▶ TASK BRIEF: Leave out any picture and return the remaining listing below exactly as given.

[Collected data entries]
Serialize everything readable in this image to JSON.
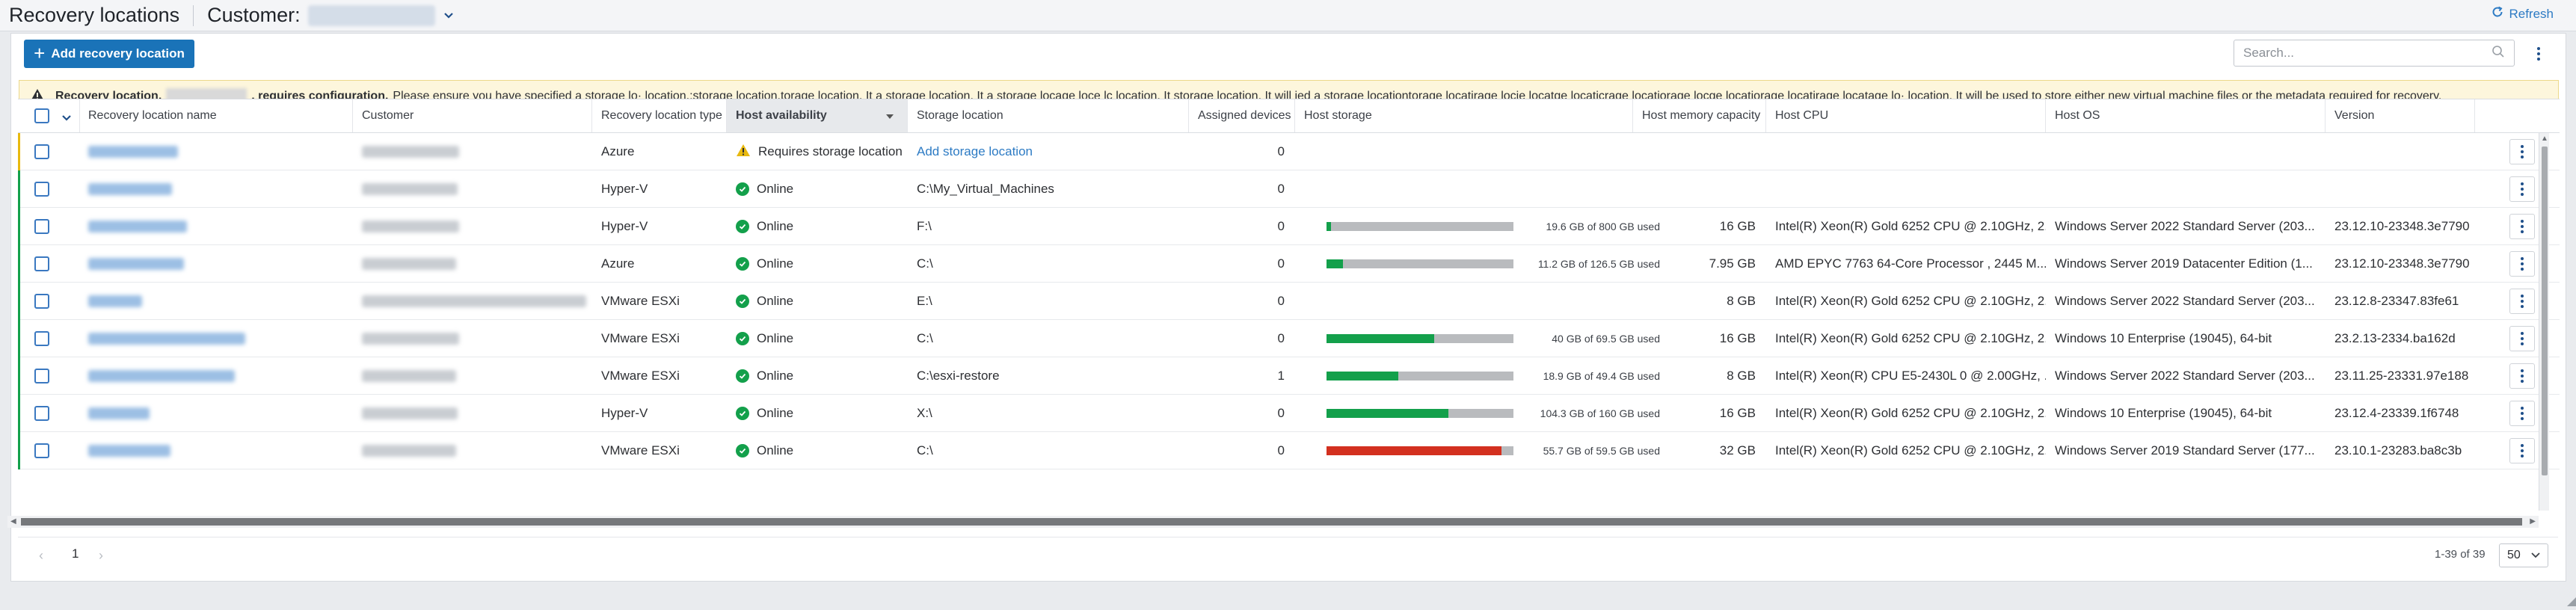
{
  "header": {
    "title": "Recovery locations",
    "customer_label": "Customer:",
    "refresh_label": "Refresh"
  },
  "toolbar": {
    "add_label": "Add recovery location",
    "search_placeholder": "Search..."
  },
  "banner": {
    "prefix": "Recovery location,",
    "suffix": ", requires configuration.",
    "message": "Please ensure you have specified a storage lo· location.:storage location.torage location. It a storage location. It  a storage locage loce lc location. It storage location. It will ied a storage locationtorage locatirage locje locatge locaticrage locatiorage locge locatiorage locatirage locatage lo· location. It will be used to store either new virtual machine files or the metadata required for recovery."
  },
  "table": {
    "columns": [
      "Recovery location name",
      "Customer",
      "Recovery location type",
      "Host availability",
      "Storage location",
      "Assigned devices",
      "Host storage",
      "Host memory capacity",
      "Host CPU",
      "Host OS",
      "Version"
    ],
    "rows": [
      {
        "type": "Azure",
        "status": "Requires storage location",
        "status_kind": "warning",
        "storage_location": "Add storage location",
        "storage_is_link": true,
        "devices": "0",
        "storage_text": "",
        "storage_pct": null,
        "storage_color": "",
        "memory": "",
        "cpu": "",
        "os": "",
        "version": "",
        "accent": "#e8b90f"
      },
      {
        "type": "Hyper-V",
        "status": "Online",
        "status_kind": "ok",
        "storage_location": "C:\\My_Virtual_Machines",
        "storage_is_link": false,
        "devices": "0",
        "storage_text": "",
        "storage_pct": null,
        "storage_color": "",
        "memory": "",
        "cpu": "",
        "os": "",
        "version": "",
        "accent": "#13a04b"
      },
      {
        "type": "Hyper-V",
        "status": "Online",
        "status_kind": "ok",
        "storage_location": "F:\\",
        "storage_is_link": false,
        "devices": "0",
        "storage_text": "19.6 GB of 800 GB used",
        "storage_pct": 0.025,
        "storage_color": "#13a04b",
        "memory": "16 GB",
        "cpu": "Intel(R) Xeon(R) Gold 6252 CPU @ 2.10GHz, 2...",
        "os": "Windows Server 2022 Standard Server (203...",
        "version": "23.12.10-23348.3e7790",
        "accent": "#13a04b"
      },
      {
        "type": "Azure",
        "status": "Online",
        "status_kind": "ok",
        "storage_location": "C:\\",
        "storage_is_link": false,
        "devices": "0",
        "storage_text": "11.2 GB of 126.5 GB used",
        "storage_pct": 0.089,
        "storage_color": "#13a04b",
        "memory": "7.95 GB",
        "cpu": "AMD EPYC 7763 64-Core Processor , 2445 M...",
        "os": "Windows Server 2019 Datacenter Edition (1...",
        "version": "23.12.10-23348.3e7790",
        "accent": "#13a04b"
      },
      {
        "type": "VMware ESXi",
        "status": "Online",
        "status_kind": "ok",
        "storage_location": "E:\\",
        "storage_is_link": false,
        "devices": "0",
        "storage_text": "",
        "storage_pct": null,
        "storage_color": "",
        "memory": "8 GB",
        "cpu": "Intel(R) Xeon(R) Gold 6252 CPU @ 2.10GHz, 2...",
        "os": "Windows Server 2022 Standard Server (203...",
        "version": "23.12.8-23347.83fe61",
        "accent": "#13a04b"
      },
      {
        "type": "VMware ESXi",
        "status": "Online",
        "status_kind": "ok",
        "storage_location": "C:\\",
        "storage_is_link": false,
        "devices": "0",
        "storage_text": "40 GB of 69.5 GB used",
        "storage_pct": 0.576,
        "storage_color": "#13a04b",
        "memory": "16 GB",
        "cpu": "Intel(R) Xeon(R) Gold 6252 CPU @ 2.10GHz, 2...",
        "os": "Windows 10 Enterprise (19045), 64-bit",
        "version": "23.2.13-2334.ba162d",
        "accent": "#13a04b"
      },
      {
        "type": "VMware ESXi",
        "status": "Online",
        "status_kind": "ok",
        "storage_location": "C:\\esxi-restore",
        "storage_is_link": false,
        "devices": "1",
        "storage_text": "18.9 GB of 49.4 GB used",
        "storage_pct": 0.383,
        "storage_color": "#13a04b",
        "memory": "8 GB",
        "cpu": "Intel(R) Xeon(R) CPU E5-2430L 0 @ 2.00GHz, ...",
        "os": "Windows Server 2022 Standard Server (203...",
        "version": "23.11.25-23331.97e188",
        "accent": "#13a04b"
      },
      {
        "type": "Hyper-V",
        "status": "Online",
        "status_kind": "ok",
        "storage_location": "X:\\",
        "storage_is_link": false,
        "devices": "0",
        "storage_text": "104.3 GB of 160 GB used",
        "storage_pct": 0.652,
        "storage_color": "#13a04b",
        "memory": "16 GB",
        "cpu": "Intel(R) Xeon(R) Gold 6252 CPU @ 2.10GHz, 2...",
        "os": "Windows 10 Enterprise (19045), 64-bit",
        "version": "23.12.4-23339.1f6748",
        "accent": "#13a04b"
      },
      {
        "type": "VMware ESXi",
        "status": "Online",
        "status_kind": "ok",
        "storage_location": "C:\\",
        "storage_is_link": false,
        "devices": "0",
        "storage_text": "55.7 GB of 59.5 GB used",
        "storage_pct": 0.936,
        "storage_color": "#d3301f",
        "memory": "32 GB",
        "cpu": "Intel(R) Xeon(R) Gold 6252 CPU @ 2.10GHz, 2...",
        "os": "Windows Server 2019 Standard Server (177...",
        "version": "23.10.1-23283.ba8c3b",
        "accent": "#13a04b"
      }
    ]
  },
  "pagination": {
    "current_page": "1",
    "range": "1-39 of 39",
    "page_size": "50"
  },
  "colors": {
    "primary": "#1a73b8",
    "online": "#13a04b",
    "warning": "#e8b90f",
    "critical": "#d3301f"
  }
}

▶ FINAL RESULT:
Serialize everything readable in this image to JSON.
{
  "header": {
    "title": "Recovery locations",
    "customer_label": "Customer:",
    "refresh_label": "Refresh"
  },
  "toolbar": {
    "add_label": "Add recovery location",
    "search_placeholder": "Search..."
  },
  "banner": {
    "prefix": "Recovery location,",
    "suffix": ", requires configuration.",
    "message": "Please ensure you have specified a storage lo· location.:storage location.torage location. It a storage location. It  a storage locage loce lc location. It storage location. It will ied a storage locationtorage locatirage locje locatge locaticrage locatiorage locge locatiorage locatirage locatage lo· location. It will be used to store either new virtual machine files or the metadata required for recovery."
  },
  "table": {
    "columns": [
      "Recovery location name",
      "Customer",
      "Recovery location type",
      "Host availability",
      "Storage location",
      "Assigned devices",
      "Host storage",
      "Host memory capacity",
      "Host CPU",
      "Host OS",
      "Version"
    ],
    "rows": [
      {
        "type": "Azure",
        "status": "Requires storage location",
        "status_kind": "warning",
        "storage_location": "Add storage location",
        "storage_is_link": true,
        "devices": "0",
        "storage_text": "",
        "storage_pct": null,
        "storage_color": "",
        "memory": "",
        "cpu": "",
        "os": "",
        "version": "",
        "accent": "#e8b90f"
      },
      {
        "type": "Hyper-V",
        "status": "Online",
        "status_kind": "ok",
        "storage_location": "C:\\My_Virtual_Machines",
        "storage_is_link": false,
        "devices": "0",
        "storage_text": "",
        "storage_pct": null,
        "storage_color": "",
        "memory": "",
        "cpu": "",
        "os": "",
        "version": "",
        "accent": "#13a04b"
      },
      {
        "type": "Hyper-V",
        "status": "Online",
        "status_kind": "ok",
        "storage_location": "F:\\",
        "storage_is_link": false,
        "devices": "0",
        "storage_text": "19.6 GB of 800 GB used",
        "storage_pct": 0.025,
        "storage_color": "#13a04b",
        "memory": "16 GB",
        "cpu": "Intel(R) Xeon(R) Gold 6252 CPU @ 2.10GHz, 2...",
        "os": "Windows Server 2022 Standard Server (203...",
        "version": "23.12.10-23348.3e7790",
        "accent": "#13a04b"
      },
      {
        "type": "Azure",
        "status": "Online",
        "status_kind": "ok",
        "storage_location": "C:\\",
        "storage_is_link": false,
        "devices": "0",
        "storage_text": "11.2 GB of 126.5 GB used",
        "storage_pct": 0.089,
        "storage_color": "#13a04b",
        "memory": "7.95 GB",
        "cpu": "AMD EPYC 7763 64-Core Processor , 2445 M...",
        "os": "Windows Server 2019 Datacenter Edition (1...",
        "version": "23.12.10-23348.3e7790",
        "accent": "#13a04b"
      },
      {
        "type": "VMware ESXi",
        "status": "Online",
        "status_kind": "ok",
        "storage_location": "E:\\",
        "storage_is_link": false,
        "devices": "0",
        "storage_text": "",
        "storage_pct": null,
        "storage_color": "",
        "memory": "8 GB",
        "cpu": "Intel(R) Xeon(R) Gold 6252 CPU @ 2.10GHz, 2...",
        "os": "Windows Server 2022 Standard Server (203...",
        "version": "23.12.8-23347.83fe61",
        "accent": "#13a04b"
      },
      {
        "type": "VMware ESXi",
        "status": "Online",
        "status_kind": "ok",
        "storage_location": "C:\\",
        "storage_is_link": false,
        "devices": "0",
        "storage_text": "40 GB of 69.5 GB used",
        "storage_pct": 0.576,
        "storage_color": "#13a04b",
        "memory": "16 GB",
        "cpu": "Intel(R) Xeon(R) Gold 6252 CPU @ 2.10GHz, 2...",
        "os": "Windows 10 Enterprise (19045), 64-bit",
        "version": "23.2.13-2334.ba162d",
        "accent": "#13a04b"
      },
      {
        "type": "VMware ESXi",
        "status": "Online",
        "status_kind": "ok",
        "storage_location": "C:\\esxi-restore",
        "storage_is_link": false,
        "devices": "1",
        "storage_text": "18.9 GB of 49.4 GB used",
        "storage_pct": 0.383,
        "storage_color": "#13a04b",
        "memory": "8 GB",
        "cpu": "Intel(R) Xeon(R) CPU E5-2430L 0 @ 2.00GHz, ...",
        "os": "Windows Server 2022 Standard Server (203...",
        "version": "23.11.25-23331.97e188",
        "accent": "#13a04b"
      },
      {
        "type": "Hyper-V",
        "status": "Online",
        "status_kind": "ok",
        "storage_location": "X:\\",
        "storage_is_link": false,
        "devices": "0",
        "storage_text": "104.3 GB of 160 GB used",
        "storage_pct": 0.652,
        "storage_color": "#13a04b",
        "memory": "16 GB",
        "cpu": "Intel(R) Xeon(R) Gold 6252 CPU @ 2.10GHz, 2...",
        "os": "Windows 10 Enterprise (19045), 64-bit",
        "version": "23.12.4-23339.1f6748",
        "accent": "#13a04b"
      },
      {
        "type": "VMware ESXi",
        "status": "Online",
        "status_kind": "ok",
        "storage_location": "C:\\",
        "storage_is_link": false,
        "devices": "0",
        "storage_text": "55.7 GB of 59.5 GB used",
        "storage_pct": 0.936,
        "storage_color": "#d3301f",
        "memory": "32 GB",
        "cpu": "Intel(R) Xeon(R) Gold 6252 CPU @ 2.10GHz, 2...",
        "os": "Windows Server 2019 Standard Server (177...",
        "version": "23.10.1-23283.ba8c3b",
        "accent": "#13a04b"
      }
    ]
  },
  "pagination": {
    "current_page": "1",
    "range": "1-39 of 39",
    "page_size": "50"
  },
  "colors": {
    "primary": "#1a73b8",
    "online": "#13a04b",
    "warning": "#e8b90f",
    "critical": "#d3301f"
  }
}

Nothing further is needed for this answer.